(Data items)
* * * * *
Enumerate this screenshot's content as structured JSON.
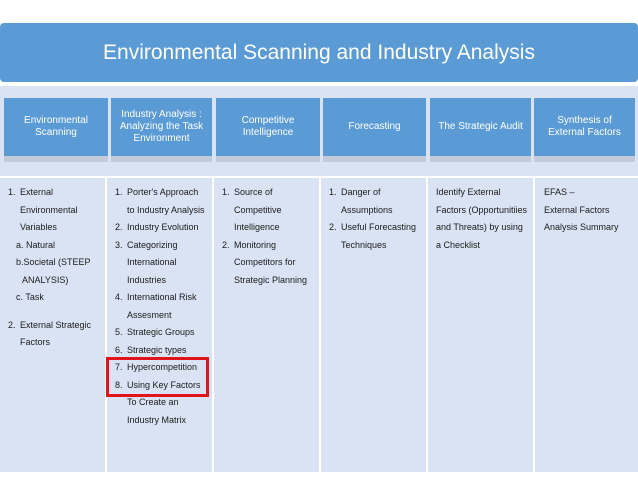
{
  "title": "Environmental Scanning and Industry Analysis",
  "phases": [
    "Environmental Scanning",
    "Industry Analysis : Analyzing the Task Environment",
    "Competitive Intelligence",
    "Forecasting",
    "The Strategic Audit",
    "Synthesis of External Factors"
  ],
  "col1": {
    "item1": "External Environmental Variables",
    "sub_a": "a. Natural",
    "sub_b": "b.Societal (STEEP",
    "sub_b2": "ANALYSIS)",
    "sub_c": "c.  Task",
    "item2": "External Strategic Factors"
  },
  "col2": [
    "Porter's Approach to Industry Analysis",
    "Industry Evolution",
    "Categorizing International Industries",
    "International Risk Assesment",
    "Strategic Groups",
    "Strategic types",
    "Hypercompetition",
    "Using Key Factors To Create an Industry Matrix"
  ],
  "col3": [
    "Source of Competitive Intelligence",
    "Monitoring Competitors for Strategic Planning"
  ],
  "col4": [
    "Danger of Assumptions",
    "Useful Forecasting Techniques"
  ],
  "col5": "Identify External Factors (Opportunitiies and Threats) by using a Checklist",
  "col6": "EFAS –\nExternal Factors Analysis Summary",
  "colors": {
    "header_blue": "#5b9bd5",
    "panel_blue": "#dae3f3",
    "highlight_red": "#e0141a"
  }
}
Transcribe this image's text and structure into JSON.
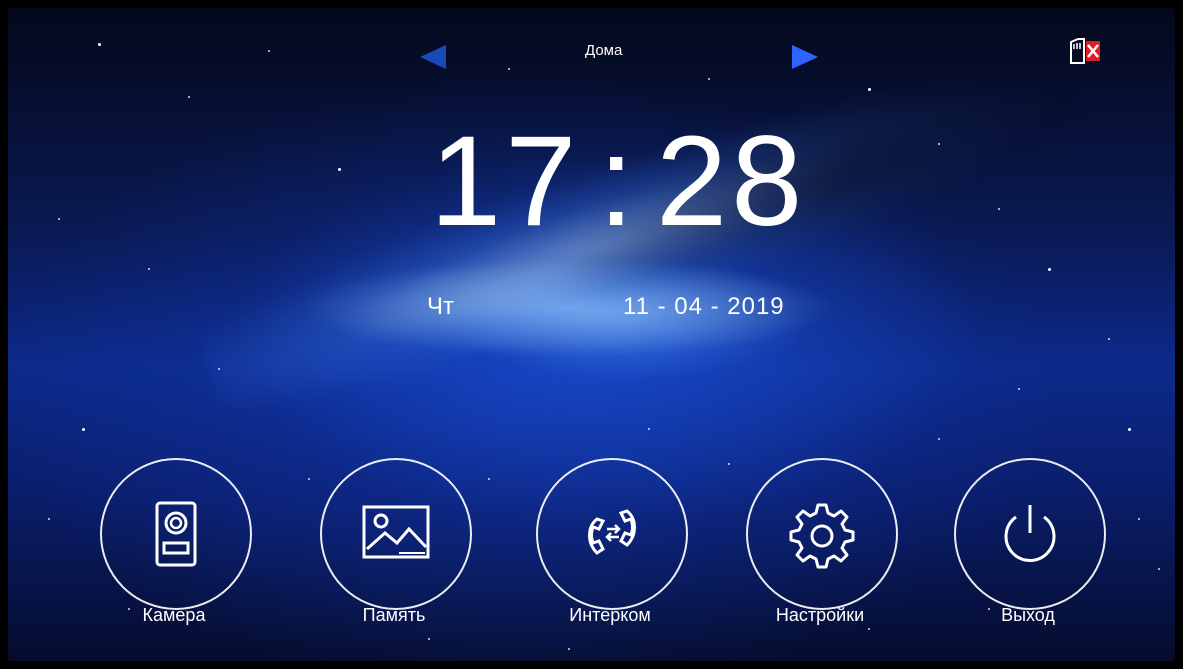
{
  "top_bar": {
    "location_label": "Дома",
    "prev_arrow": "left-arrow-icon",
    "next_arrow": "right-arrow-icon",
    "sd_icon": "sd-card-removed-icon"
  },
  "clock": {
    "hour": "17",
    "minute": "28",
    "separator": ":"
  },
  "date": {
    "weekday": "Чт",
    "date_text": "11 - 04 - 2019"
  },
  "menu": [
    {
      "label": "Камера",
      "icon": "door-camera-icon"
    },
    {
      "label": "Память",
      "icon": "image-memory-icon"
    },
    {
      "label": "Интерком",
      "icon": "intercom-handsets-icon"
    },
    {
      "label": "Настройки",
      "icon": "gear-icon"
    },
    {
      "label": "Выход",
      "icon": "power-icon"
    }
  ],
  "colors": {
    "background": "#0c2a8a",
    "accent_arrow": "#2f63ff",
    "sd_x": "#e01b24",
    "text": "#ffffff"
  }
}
* * * * *
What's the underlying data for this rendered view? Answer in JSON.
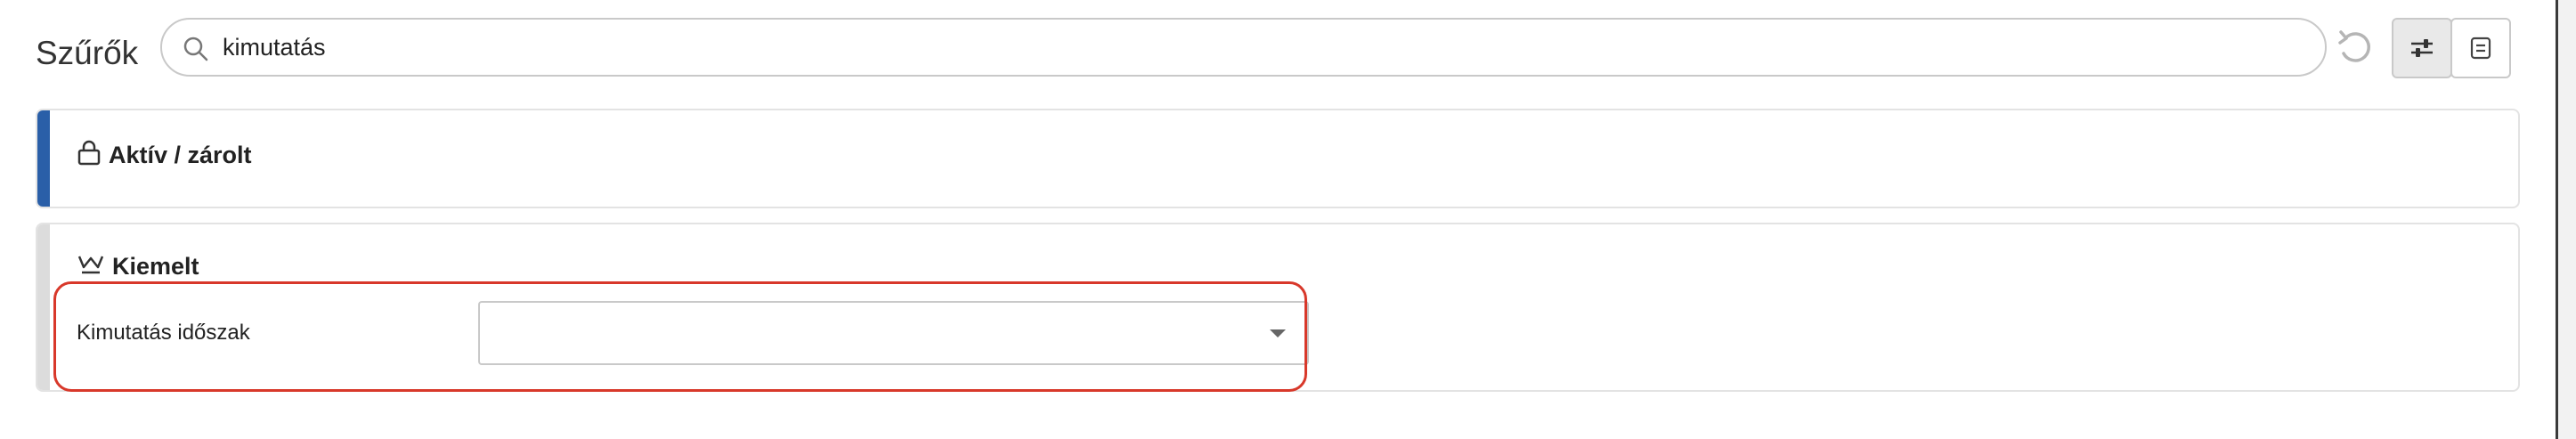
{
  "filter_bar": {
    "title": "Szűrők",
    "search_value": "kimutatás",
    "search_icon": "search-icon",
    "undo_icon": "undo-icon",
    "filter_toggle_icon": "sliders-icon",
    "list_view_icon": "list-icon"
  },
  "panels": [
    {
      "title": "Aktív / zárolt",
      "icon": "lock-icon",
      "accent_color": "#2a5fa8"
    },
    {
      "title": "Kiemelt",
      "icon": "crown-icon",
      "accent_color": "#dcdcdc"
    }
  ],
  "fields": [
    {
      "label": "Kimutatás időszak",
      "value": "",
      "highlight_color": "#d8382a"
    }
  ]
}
* * * * *
*Task statement*. Of the lines in the entries above, how many include "Industry"? Only the number should be given.

*Full output*. 5